● **Input for this task**:
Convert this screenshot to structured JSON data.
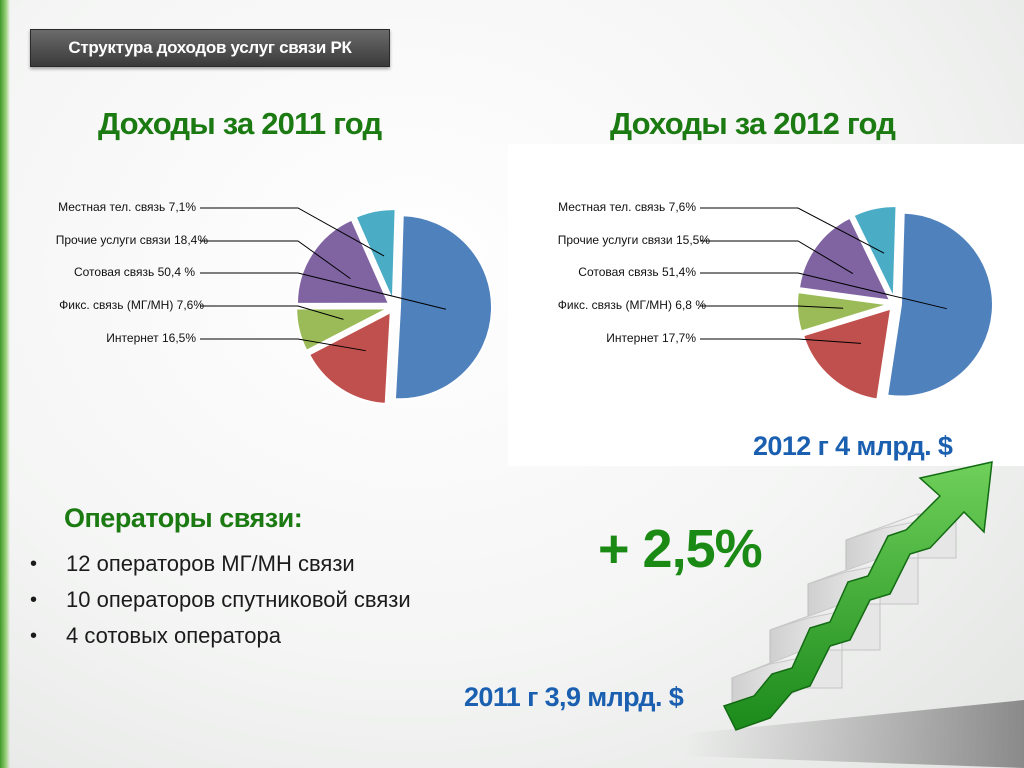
{
  "header": {
    "title": "Структура доходов услуг связи РК"
  },
  "operators": {
    "heading": "Операторы связи:",
    "items": [
      "12 операторов МГ/МН связи",
      "10 операторов спутниковой связи",
      "4 сотовых оператора"
    ]
  },
  "growth_label": "+ 2,5%",
  "totals": {
    "y2011": "2011 г 3,9 млрд. $",
    "y2012": "2012 г 4 млрд. $"
  },
  "colors": {
    "blue": "#4f81bd",
    "red": "#c0504d",
    "green": "#9bbb59",
    "purple": "#8064a2",
    "cyan": "#4bacc6",
    "heading_green": "#1c7a12",
    "total_blue": "#1a5fb0"
  },
  "chart_data": [
    {
      "type": "pie",
      "title": "Доходы за 2011 год",
      "slices": [
        {
          "label": "Местная тел. связь 7,1%",
          "value": 7.1,
          "color": "cyan"
        },
        {
          "label": "Прочие услуги связи 18,4%",
          "value": 18.4,
          "color": "purple"
        },
        {
          "label": "Сотовая связь 50,4 %",
          "value": 50.4,
          "color": "blue"
        },
        {
          "label": "Фикс. связь (МГ/МН) 7,6%",
          "value": 7.6,
          "color": "green"
        },
        {
          "label": "Интернет 16,5%",
          "value": 16.5,
          "color": "red"
        }
      ]
    },
    {
      "type": "pie",
      "title": "Доходы за 2012 год",
      "slices": [
        {
          "label": "Местная тел. связь 7,6%",
          "value": 7.6,
          "color": "cyan"
        },
        {
          "label": "Прочие услуги связи 15,5%",
          "value": 15.5,
          "color": "purple"
        },
        {
          "label": "Сотовая связь 51,4%",
          "value": 51.4,
          "color": "blue"
        },
        {
          "label": "Фикс. связь (МГ/МН) 6,8 %",
          "value": 6.8,
          "color": "green"
        },
        {
          "label": "Интернет 17,7%",
          "value": 17.7,
          "color": "red"
        }
      ]
    }
  ]
}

● **Task directions**: Print out the material word for word, omitting the pictures.

● **Full response**:
Convert this screenshot to structured JSON data.
{
  "header": {
    "title": "Структура доходов услуг связи РК"
  },
  "operators": {
    "heading": "Операторы связи:",
    "items": [
      "12 операторов МГ/МН связи",
      "10 операторов спутниковой связи",
      "4 сотовых оператора"
    ]
  },
  "growth_label": "+ 2,5%",
  "totals": {
    "y2011": "2011 г 3,9 млрд. $",
    "y2012": "2012 г 4 млрд. $"
  },
  "colors": {
    "blue": "#4f81bd",
    "red": "#c0504d",
    "green": "#9bbb59",
    "purple": "#8064a2",
    "cyan": "#4bacc6",
    "heading_green": "#1c7a12",
    "total_blue": "#1a5fb0"
  },
  "chart_data": [
    {
      "type": "pie",
      "title": "Доходы за 2011 год",
      "slices": [
        {
          "label": "Местная тел. связь 7,1%",
          "value": 7.1,
          "color": "cyan"
        },
        {
          "label": "Прочие услуги связи 18,4%",
          "value": 18.4,
          "color": "purple"
        },
        {
          "label": "Сотовая связь 50,4 %",
          "value": 50.4,
          "color": "blue"
        },
        {
          "label": "Фикс. связь (МГ/МН) 7,6%",
          "value": 7.6,
          "color": "green"
        },
        {
          "label": "Интернет 16,5%",
          "value": 16.5,
          "color": "red"
        }
      ]
    },
    {
      "type": "pie",
      "title": "Доходы за 2012 год",
      "slices": [
        {
          "label": "Местная тел. связь 7,6%",
          "value": 7.6,
          "color": "cyan"
        },
        {
          "label": "Прочие услуги связи 15,5%",
          "value": 15.5,
          "color": "purple"
        },
        {
          "label": "Сотовая связь 51,4%",
          "value": 51.4,
          "color": "blue"
        },
        {
          "label": "Фикс. связь (МГ/МН) 6,8 %",
          "value": 6.8,
          "color": "green"
        },
        {
          "label": "Интернет 17,7%",
          "value": 17.7,
          "color": "red"
        }
      ]
    }
  ]
}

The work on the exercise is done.